> [What needs to be done]
Write out the entries below once more, exactly.

── Material to process ──

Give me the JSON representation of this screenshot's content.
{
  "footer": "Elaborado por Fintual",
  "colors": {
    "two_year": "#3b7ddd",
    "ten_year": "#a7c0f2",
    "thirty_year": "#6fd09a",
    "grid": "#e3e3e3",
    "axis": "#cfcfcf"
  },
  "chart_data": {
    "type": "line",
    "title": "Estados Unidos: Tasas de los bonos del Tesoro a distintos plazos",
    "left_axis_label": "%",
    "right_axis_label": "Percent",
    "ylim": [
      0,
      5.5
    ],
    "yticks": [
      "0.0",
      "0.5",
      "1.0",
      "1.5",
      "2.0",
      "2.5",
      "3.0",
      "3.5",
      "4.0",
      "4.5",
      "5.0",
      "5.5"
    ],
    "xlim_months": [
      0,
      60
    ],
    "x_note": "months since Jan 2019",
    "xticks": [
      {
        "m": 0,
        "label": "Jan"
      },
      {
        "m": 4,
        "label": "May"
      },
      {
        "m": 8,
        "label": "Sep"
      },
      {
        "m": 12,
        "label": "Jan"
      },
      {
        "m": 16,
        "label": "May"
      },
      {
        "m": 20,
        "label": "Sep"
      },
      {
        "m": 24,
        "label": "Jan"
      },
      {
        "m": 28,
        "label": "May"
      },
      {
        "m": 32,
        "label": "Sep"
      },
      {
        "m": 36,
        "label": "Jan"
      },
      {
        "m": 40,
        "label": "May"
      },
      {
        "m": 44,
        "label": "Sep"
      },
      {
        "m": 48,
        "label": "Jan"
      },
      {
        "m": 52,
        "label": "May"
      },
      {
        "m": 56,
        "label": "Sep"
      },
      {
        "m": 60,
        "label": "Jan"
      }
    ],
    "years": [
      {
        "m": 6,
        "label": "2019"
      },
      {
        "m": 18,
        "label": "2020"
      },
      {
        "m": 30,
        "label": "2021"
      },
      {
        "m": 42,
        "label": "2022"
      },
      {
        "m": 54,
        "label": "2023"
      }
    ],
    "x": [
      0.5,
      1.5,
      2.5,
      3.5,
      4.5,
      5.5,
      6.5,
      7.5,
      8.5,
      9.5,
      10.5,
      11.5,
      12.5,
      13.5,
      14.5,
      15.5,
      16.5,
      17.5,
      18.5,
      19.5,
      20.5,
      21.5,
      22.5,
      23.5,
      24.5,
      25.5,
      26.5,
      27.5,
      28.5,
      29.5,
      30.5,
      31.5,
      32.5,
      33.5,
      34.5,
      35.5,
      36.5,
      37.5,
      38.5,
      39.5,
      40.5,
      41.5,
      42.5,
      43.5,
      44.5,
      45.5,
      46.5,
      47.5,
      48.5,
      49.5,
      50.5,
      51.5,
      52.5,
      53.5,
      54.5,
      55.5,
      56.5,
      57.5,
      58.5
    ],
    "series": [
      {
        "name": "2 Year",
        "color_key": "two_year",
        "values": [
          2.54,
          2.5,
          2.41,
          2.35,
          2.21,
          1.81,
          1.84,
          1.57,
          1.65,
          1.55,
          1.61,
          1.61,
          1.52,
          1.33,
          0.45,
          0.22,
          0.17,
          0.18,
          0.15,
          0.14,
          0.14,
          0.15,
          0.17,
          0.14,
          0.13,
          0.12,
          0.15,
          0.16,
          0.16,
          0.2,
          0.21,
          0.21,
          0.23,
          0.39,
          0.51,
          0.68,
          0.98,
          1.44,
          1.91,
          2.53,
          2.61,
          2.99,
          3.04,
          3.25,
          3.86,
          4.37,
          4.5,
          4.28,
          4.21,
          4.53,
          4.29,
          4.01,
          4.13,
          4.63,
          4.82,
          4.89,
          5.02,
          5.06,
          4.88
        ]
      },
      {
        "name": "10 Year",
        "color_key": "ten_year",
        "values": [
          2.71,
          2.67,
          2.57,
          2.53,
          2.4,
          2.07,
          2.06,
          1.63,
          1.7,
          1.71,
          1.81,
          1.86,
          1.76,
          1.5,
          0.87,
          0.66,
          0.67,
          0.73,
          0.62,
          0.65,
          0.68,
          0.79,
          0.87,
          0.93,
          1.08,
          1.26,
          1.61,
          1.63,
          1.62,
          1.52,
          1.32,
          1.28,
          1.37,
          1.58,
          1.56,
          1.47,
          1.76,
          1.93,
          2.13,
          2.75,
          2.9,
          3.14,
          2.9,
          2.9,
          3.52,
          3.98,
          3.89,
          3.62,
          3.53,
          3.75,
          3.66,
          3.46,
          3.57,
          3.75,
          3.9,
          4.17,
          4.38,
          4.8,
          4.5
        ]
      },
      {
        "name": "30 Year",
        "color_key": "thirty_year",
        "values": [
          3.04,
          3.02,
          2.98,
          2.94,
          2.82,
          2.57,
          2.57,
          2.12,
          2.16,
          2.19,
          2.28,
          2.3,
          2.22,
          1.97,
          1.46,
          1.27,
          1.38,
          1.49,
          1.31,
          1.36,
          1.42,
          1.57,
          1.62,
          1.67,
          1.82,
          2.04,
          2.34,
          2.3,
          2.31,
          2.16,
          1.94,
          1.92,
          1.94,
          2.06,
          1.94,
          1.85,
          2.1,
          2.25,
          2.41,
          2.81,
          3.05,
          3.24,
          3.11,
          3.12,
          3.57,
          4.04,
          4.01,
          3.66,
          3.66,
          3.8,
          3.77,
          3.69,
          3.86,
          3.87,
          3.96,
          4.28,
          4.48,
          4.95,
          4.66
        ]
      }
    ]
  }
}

───

> [Finished answer]
Give me the JSON representation of this screenshot's content.
{
  "footer": "Elaborado por Fintual",
  "colors": {
    "two_year": "#3b7ddd",
    "ten_year": "#a7c0f2",
    "thirty_year": "#6fd09a",
    "grid": "#e3e3e3",
    "axis": "#cfcfcf"
  },
  "chart_data": {
    "type": "line",
    "title": "Estados Unidos: Tasas de los bonos del Tesoro a distintos plazos",
    "left_axis_label": "%",
    "right_axis_label": "Percent",
    "ylim": [
      0,
      5.5
    ],
    "yticks": [
      "0.0",
      "0.5",
      "1.0",
      "1.5",
      "2.0",
      "2.5",
      "3.0",
      "3.5",
      "4.0",
      "4.5",
      "5.0",
      "5.5"
    ],
    "xlim_months": [
      0,
      60
    ],
    "x_note": "months since Jan 2019",
    "xticks": [
      {
        "m": 0,
        "label": "Jan"
      },
      {
        "m": 4,
        "label": "May"
      },
      {
        "m": 8,
        "label": "Sep"
      },
      {
        "m": 12,
        "label": "Jan"
      },
      {
        "m": 16,
        "label": "May"
      },
      {
        "m": 20,
        "label": "Sep"
      },
      {
        "m": 24,
        "label": "Jan"
      },
      {
        "m": 28,
        "label": "May"
      },
      {
        "m": 32,
        "label": "Sep"
      },
      {
        "m": 36,
        "label": "Jan"
      },
      {
        "m": 40,
        "label": "May"
      },
      {
        "m": 44,
        "label": "Sep"
      },
      {
        "m": 48,
        "label": "Jan"
      },
      {
        "m": 52,
        "label": "May"
      },
      {
        "m": 56,
        "label": "Sep"
      },
      {
        "m": 60,
        "label": "Jan"
      }
    ],
    "years": [
      {
        "m": 6,
        "label": "2019"
      },
      {
        "m": 18,
        "label": "2020"
      },
      {
        "m": 30,
        "label": "2021"
      },
      {
        "m": 42,
        "label": "2022"
      },
      {
        "m": 54,
        "label": "2023"
      }
    ],
    "x": [
      0.5,
      1.5,
      2.5,
      3.5,
      4.5,
      5.5,
      6.5,
      7.5,
      8.5,
      9.5,
      10.5,
      11.5,
      12.5,
      13.5,
      14.5,
      15.5,
      16.5,
      17.5,
      18.5,
      19.5,
      20.5,
      21.5,
      22.5,
      23.5,
      24.5,
      25.5,
      26.5,
      27.5,
      28.5,
      29.5,
      30.5,
      31.5,
      32.5,
      33.5,
      34.5,
      35.5,
      36.5,
      37.5,
      38.5,
      39.5,
      40.5,
      41.5,
      42.5,
      43.5,
      44.5,
      45.5,
      46.5,
      47.5,
      48.5,
      49.5,
      50.5,
      51.5,
      52.5,
      53.5,
      54.5,
      55.5,
      56.5,
      57.5,
      58.5
    ],
    "series": [
      {
        "name": "2 Year",
        "color_key": "two_year",
        "values": [
          2.54,
          2.5,
          2.41,
          2.35,
          2.21,
          1.81,
          1.84,
          1.57,
          1.65,
          1.55,
          1.61,
          1.61,
          1.52,
          1.33,
          0.45,
          0.22,
          0.17,
          0.18,
          0.15,
          0.14,
          0.14,
          0.15,
          0.17,
          0.14,
          0.13,
          0.12,
          0.15,
          0.16,
          0.16,
          0.2,
          0.21,
          0.21,
          0.23,
          0.39,
          0.51,
          0.68,
          0.98,
          1.44,
          1.91,
          2.53,
          2.61,
          2.99,
          3.04,
          3.25,
          3.86,
          4.37,
          4.5,
          4.28,
          4.21,
          4.53,
          4.29,
          4.01,
          4.13,
          4.63,
          4.82,
          4.89,
          5.02,
          5.06,
          4.88
        ]
      },
      {
        "name": "10 Year",
        "color_key": "ten_year",
        "values": [
          2.71,
          2.67,
          2.57,
          2.53,
          2.4,
          2.07,
          2.06,
          1.63,
          1.7,
          1.71,
          1.81,
          1.86,
          1.76,
          1.5,
          0.87,
          0.66,
          0.67,
          0.73,
          0.62,
          0.65,
          0.68,
          0.79,
          0.87,
          0.93,
          1.08,
          1.26,
          1.61,
          1.63,
          1.62,
          1.52,
          1.32,
          1.28,
          1.37,
          1.58,
          1.56,
          1.47,
          1.76,
          1.93,
          2.13,
          2.75,
          2.9,
          3.14,
          2.9,
          2.9,
          3.52,
          3.98,
          3.89,
          3.62,
          3.53,
          3.75,
          3.66,
          3.46,
          3.57,
          3.75,
          3.9,
          4.17,
          4.38,
          4.8,
          4.5
        ]
      },
      {
        "name": "30 Year",
        "color_key": "thirty_year",
        "values": [
          3.04,
          3.02,
          2.98,
          2.94,
          2.82,
          2.57,
          2.57,
          2.12,
          2.16,
          2.19,
          2.28,
          2.3,
          2.22,
          1.97,
          1.46,
          1.27,
          1.38,
          1.49,
          1.31,
          1.36,
          1.42,
          1.57,
          1.62,
          1.67,
          1.82,
          2.04,
          2.34,
          2.3,
          2.31,
          2.16,
          1.94,
          1.92,
          1.94,
          2.06,
          1.94,
          1.85,
          2.1,
          2.25,
          2.41,
          2.81,
          3.05,
          3.24,
          3.11,
          3.12,
          3.57,
          4.04,
          4.01,
          3.66,
          3.66,
          3.8,
          3.77,
          3.69,
          3.86,
          3.87,
          3.96,
          4.28,
          4.48,
          4.95,
          4.66
        ]
      }
    ]
  }
}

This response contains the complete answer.